» **Required work**
Edit the data from the first line up to and including the line with "point: [175, 214, 183, 221]", changing "legend-label" to "legend-text" and leaving everything else the same.

Data entries:
● ● ● ● ●
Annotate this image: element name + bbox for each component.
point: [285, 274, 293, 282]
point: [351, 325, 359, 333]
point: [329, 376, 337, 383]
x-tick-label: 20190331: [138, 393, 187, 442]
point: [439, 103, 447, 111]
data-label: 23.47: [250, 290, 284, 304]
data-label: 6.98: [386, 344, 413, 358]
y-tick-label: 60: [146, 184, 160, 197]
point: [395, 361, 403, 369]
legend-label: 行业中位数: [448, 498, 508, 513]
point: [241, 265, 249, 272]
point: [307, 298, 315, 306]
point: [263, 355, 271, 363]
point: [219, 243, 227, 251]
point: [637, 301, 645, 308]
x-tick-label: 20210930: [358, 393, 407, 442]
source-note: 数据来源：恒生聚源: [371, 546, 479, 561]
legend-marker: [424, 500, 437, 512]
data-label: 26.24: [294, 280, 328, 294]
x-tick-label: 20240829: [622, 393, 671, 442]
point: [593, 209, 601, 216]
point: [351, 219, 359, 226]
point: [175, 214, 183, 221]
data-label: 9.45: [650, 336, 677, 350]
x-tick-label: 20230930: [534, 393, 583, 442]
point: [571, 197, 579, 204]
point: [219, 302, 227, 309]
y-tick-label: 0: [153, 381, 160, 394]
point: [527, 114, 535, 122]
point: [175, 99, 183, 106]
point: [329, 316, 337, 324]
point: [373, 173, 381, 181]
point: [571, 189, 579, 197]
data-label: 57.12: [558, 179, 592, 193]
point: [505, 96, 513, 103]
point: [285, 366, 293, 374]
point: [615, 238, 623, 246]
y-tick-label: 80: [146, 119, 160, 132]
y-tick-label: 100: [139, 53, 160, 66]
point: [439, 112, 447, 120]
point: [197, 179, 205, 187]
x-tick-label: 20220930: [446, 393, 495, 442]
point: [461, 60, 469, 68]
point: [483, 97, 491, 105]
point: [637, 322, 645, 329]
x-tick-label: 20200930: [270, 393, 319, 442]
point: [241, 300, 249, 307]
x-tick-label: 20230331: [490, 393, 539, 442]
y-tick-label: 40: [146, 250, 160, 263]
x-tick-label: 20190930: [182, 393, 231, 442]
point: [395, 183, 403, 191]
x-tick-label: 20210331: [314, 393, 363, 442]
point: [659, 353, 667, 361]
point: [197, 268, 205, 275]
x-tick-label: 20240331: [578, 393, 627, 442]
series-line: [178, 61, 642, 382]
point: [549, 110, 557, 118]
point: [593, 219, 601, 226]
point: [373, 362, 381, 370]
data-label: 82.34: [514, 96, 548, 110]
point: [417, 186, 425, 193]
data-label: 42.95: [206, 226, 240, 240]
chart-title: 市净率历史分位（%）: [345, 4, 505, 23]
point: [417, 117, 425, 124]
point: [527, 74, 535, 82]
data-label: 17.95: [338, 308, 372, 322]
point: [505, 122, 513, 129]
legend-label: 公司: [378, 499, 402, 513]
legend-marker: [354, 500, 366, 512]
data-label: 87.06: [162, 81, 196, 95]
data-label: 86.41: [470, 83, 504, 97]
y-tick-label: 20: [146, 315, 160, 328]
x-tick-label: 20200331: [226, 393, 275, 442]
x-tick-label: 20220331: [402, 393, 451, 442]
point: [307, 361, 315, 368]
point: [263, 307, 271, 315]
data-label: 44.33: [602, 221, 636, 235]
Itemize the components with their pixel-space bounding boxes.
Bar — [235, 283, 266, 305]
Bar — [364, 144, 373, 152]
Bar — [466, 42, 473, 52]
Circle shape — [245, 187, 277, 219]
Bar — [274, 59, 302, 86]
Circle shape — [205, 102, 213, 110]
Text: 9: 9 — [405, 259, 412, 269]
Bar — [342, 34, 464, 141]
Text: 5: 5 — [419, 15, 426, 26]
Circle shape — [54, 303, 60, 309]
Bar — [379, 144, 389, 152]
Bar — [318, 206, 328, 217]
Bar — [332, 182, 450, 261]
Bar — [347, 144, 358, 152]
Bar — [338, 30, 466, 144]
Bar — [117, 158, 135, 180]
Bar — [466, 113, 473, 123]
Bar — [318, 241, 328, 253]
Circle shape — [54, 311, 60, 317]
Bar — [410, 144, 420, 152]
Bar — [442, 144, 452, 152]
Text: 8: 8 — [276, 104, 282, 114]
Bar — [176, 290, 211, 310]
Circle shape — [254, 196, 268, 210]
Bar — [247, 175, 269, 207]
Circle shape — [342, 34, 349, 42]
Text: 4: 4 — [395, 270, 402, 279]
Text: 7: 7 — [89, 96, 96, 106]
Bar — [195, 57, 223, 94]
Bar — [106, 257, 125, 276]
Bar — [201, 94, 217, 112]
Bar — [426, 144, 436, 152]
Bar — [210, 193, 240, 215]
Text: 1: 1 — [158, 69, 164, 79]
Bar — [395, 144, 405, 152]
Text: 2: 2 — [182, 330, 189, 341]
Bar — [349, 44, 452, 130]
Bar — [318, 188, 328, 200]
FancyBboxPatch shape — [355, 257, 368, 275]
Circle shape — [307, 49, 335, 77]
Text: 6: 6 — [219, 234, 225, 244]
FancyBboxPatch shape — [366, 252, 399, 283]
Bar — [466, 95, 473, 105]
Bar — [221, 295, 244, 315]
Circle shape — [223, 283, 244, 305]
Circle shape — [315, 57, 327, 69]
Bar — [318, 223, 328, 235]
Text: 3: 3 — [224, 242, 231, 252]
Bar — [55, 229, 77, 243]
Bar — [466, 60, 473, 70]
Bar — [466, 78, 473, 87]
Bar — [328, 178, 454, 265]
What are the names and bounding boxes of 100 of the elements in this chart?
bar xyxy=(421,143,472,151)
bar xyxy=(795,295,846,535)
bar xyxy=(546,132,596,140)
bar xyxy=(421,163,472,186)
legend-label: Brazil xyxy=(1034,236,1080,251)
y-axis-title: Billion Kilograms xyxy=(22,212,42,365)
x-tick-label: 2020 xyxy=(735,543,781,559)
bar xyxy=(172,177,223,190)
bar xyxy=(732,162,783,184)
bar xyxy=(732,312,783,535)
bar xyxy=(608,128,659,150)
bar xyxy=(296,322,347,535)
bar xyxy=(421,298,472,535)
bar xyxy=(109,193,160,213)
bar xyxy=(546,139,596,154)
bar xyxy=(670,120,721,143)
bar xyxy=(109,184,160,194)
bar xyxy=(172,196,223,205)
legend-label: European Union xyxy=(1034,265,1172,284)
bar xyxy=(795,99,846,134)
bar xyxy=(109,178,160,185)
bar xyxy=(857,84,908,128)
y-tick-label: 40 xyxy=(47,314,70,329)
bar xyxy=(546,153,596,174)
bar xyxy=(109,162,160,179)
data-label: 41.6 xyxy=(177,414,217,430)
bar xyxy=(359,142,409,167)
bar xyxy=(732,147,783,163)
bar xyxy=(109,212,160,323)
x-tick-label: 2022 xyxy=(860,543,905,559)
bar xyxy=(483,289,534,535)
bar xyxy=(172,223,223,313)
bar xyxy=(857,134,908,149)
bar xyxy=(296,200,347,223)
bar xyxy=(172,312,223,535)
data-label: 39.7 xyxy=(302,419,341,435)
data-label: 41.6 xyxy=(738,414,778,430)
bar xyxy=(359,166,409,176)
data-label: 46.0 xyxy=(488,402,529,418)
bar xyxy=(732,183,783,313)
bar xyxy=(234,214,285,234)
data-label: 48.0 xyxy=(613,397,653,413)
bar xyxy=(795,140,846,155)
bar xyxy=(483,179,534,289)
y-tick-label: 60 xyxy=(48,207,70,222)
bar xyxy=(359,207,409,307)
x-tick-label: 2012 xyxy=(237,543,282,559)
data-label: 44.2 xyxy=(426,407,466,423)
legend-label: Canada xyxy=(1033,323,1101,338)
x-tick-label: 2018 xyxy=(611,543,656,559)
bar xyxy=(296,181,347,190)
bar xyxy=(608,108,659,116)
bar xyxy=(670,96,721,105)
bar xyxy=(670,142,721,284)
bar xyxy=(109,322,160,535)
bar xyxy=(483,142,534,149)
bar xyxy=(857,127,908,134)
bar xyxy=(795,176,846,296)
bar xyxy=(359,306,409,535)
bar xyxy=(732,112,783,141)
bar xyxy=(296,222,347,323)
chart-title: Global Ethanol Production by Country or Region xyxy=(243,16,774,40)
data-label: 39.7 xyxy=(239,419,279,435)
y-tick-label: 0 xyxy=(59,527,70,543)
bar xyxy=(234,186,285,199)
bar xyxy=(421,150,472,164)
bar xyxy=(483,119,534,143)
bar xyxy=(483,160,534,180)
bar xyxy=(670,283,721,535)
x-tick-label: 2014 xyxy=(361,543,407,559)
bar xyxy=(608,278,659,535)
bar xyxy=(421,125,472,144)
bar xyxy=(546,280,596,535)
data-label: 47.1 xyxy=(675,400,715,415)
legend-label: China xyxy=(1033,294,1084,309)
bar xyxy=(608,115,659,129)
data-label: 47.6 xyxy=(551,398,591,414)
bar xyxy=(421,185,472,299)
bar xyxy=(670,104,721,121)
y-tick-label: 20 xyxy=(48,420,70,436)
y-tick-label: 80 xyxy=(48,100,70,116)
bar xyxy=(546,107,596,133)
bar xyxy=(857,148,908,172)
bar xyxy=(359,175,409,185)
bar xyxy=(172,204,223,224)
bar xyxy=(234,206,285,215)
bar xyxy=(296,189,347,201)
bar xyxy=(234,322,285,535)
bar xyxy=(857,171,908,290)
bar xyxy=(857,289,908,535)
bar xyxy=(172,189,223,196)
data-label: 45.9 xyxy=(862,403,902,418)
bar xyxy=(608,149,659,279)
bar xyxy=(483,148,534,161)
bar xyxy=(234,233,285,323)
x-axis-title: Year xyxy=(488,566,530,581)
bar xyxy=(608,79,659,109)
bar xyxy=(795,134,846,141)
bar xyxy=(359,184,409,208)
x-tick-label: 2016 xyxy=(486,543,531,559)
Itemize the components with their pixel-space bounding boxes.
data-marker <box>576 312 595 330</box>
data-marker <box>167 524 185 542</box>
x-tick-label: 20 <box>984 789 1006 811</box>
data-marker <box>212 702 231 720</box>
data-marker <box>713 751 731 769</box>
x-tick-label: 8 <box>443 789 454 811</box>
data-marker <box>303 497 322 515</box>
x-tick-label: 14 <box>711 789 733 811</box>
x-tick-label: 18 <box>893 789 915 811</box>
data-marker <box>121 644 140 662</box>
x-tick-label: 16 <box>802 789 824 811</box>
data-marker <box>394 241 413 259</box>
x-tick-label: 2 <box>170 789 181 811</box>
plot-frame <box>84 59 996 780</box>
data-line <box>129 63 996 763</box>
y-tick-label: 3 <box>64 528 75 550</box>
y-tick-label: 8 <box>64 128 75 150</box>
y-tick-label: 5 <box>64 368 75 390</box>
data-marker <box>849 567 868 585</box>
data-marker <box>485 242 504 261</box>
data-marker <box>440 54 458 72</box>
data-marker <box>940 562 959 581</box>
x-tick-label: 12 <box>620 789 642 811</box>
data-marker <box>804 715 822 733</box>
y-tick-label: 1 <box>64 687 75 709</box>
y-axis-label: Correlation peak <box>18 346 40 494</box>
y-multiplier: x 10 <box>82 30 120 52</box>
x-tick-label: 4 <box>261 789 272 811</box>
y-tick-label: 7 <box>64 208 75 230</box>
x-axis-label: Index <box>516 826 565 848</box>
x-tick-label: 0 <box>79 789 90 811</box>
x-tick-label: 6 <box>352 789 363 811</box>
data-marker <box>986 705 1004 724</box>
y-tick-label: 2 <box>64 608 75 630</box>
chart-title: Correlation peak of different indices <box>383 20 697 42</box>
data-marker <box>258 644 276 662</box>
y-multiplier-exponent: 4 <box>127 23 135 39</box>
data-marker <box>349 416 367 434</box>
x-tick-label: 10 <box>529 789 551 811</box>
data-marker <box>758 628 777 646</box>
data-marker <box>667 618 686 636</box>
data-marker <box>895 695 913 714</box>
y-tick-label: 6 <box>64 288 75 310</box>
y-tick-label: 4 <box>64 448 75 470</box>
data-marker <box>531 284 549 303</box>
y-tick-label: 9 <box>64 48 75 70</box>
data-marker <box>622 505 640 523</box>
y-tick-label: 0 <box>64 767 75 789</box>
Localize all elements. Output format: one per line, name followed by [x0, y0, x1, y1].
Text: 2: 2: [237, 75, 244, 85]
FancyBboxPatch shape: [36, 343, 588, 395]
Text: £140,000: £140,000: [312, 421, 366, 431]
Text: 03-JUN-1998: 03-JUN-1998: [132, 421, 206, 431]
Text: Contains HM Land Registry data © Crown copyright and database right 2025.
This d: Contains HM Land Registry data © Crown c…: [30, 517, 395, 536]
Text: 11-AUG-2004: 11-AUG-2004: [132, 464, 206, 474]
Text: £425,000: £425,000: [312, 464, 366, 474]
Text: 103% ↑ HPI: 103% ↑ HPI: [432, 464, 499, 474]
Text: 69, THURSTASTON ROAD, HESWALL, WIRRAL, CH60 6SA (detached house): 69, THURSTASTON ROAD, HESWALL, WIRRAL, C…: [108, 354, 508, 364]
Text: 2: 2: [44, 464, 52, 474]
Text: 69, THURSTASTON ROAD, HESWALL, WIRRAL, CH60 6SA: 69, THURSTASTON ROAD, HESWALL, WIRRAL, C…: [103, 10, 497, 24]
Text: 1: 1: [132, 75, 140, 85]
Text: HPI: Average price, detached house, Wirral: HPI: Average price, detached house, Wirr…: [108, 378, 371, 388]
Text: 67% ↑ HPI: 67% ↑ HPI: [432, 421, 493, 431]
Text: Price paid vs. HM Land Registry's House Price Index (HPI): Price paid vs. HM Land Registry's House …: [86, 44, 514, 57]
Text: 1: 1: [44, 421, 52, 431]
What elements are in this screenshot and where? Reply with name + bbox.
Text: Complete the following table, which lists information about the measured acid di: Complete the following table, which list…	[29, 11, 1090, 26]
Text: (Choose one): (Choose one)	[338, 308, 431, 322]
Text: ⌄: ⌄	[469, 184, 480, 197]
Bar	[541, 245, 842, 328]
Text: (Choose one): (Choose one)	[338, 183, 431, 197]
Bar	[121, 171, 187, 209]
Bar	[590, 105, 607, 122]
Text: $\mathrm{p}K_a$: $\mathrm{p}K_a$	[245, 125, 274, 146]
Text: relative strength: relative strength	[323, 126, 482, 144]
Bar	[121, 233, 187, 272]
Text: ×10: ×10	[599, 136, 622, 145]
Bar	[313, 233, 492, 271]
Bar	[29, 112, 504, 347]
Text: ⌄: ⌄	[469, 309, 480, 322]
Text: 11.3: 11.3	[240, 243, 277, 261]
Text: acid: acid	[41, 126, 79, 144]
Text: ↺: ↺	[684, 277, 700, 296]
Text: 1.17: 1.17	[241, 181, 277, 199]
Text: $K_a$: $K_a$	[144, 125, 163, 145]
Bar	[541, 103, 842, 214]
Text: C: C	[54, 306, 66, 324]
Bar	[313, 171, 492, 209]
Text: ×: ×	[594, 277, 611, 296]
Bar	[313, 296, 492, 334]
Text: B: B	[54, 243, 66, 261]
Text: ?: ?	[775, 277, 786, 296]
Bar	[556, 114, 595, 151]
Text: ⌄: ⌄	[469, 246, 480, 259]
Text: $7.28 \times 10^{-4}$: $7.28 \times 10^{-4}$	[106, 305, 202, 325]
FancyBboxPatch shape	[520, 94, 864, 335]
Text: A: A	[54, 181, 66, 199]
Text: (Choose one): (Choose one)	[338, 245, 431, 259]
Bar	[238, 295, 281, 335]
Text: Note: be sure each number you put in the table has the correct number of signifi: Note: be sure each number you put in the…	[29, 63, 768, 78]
● ● ● ● ●
» **Exercise answer**
Annotate this image: element name + bbox for each component.
point: [285, 274, 293, 282]
point: [351, 325, 359, 333]
point: [329, 376, 337, 383]
x-tick-label: 20190331: [138, 393, 187, 442]
point: [439, 103, 447, 111]
data-label: 23.47: [250, 290, 284, 304]
data-label: 6.98: [386, 344, 413, 358]
y-tick-label: 60: [146, 184, 160, 197]
point: [395, 361, 403, 369]
legend-text: 行业中位数: [448, 498, 508, 513]
point: [241, 265, 249, 272]
point: [307, 298, 315, 306]
point: [263, 355, 271, 363]
point: [219, 243, 227, 251]
point: [637, 301, 645, 308]
x-tick-label: 20210930: [358, 393, 407, 442]
source-note: 数据来源：恒生聚源: [371, 546, 479, 561]
legend-marker: [424, 500, 437, 512]
data-label: 26.24: [294, 280, 328, 294]
x-tick-label: 20240829: [622, 393, 671, 442]
point: [593, 209, 601, 216]
point: [351, 219, 359, 226]
point: [175, 214, 183, 221]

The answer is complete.